• _Work to complete_:
Wherever the string "JSON" appears in a line, extract that line.

======== Records for the task

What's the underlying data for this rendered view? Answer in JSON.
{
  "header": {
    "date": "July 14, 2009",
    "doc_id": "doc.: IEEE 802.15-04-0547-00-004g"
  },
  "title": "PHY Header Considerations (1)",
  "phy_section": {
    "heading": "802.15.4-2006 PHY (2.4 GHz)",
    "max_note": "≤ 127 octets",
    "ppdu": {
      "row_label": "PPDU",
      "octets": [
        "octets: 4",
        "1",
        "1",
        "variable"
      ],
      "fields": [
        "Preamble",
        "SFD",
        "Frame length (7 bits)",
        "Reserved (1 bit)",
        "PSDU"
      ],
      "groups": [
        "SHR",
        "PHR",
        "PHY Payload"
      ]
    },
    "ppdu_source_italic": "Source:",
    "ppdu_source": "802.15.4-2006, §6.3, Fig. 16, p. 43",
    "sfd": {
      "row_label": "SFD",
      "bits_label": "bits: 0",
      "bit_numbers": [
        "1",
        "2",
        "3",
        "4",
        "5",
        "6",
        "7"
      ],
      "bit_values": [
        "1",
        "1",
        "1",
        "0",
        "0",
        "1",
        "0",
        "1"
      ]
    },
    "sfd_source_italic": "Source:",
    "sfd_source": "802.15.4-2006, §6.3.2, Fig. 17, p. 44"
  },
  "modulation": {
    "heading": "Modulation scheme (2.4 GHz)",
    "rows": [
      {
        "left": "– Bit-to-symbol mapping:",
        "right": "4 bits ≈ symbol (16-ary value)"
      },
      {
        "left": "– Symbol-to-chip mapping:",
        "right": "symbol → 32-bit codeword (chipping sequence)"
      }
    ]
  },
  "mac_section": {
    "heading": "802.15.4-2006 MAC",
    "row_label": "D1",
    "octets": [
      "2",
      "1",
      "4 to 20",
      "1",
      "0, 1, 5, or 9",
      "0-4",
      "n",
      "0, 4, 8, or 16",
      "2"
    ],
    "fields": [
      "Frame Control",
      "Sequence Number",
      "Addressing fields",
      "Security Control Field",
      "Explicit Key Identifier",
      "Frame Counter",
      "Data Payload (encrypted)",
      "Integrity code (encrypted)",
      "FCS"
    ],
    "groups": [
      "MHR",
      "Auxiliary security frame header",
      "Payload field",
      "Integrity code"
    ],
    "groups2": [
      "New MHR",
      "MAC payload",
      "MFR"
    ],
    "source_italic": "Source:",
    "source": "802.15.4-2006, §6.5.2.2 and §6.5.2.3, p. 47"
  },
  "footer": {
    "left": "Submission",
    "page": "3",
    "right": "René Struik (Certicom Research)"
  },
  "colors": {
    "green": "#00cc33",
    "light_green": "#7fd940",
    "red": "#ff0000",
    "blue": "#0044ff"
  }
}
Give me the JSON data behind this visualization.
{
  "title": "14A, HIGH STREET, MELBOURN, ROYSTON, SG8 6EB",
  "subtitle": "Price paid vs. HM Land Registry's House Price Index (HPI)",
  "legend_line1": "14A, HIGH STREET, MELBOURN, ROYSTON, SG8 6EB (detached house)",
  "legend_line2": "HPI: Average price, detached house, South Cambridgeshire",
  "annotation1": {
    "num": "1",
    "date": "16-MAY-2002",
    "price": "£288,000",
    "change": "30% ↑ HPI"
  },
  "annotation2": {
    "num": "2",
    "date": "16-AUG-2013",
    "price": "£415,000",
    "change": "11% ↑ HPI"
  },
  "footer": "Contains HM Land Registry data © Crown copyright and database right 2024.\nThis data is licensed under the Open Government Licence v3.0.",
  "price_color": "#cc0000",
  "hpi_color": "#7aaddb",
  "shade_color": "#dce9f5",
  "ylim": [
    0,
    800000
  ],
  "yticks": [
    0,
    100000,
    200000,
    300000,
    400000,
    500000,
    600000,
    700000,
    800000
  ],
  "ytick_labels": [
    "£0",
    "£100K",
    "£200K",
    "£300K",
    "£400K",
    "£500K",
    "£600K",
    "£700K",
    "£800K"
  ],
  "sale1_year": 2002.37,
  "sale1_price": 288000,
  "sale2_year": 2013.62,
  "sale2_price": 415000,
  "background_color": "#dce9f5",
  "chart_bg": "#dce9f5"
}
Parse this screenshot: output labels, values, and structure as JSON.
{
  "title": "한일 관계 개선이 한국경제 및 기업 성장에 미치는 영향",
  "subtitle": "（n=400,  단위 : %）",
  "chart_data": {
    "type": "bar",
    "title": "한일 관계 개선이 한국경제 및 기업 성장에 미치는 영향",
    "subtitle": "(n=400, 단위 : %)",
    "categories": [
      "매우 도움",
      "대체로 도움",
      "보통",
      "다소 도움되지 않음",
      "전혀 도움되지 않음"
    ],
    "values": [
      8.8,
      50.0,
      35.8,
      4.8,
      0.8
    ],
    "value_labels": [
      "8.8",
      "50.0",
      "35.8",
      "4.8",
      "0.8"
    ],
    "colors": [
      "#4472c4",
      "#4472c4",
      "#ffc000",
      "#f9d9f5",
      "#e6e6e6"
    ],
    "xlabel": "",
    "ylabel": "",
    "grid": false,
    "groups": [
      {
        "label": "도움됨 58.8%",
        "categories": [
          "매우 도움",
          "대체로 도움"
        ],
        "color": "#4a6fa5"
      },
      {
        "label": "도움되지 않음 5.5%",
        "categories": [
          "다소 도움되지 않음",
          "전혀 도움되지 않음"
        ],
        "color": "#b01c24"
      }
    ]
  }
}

================

• _Output_:
What's the underlying data for this rendered view? Answer in JSON.
Give me the JSON data behind this visualization.
Parse this screenshot: output labels, values, and structure as JSON.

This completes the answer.